─── INFORMATION SHOWN

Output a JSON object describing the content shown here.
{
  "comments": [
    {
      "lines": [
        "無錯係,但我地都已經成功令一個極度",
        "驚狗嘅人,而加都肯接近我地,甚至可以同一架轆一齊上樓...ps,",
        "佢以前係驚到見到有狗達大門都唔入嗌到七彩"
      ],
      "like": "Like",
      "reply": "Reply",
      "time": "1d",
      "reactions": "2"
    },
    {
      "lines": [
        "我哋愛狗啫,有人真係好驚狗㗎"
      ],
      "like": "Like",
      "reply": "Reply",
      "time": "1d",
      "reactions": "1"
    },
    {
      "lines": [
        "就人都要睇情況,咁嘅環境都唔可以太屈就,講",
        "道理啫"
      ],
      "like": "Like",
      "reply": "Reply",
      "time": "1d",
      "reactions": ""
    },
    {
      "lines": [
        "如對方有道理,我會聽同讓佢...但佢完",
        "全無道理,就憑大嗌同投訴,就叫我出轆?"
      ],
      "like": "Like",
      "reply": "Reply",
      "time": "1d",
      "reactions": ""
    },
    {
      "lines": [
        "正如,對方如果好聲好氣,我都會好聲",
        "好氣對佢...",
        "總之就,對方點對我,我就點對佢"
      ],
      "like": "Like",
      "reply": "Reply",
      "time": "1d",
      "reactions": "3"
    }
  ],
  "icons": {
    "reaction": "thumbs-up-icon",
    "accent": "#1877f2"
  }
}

──────

▸ YOUR OBJECTIVE
Output the data above exactly, please, line for line.

▸ SOLUTION TO THIS PROBLEM
Output a JSON object describing the content shown here.
{
  "comments": [
    {
      "lines": [
        "無錯係,但我地都已經成功令一個極度",
        "驚狗嘅人,而加都肯接近我地,甚至可以同一架轆一齊上樓...ps,",
        "佢以前係驚到見到有狗達大門都唔入嗌到七彩"
      ],
      "like": "Like",
      "reply": "Reply",
      "time": "1d",
      "reactions": "2"
    },
    {
      "lines": [
        "我哋愛狗啫,有人真係好驚狗㗎"
      ],
      "like": "Like",
      "reply": "Reply",
      "time": "1d",
      "reactions": "1"
    },
    {
      "lines": [
        "就人都要睇情況,咁嘅環境都唔可以太屈就,講",
        "道理啫"
      ],
      "like": "Like",
      "reply": "Reply",
      "time": "1d",
      "reactions": ""
    },
    {
      "lines": [
        "如對方有道理,我會聽同讓佢...但佢完",
        "全無道理,就憑大嗌同投訴,就叫我出轆?"
      ],
      "like": "Like",
      "reply": "Reply",
      "time": "1d",
      "reactions": ""
    },
    {
      "lines": [
        "正如,對方如果好聲好氣,我都會好聲",
        "好氣對佢...",
        "總之就,對方點對我,我就點對佢"
      ],
      "like": "Like",
      "reply": "Reply",
      "time": "1d",
      "reactions": "3"
    }
  ],
  "icons": {
    "reaction": "thumbs-up-icon",
    "accent": "#1877f2"
  }
}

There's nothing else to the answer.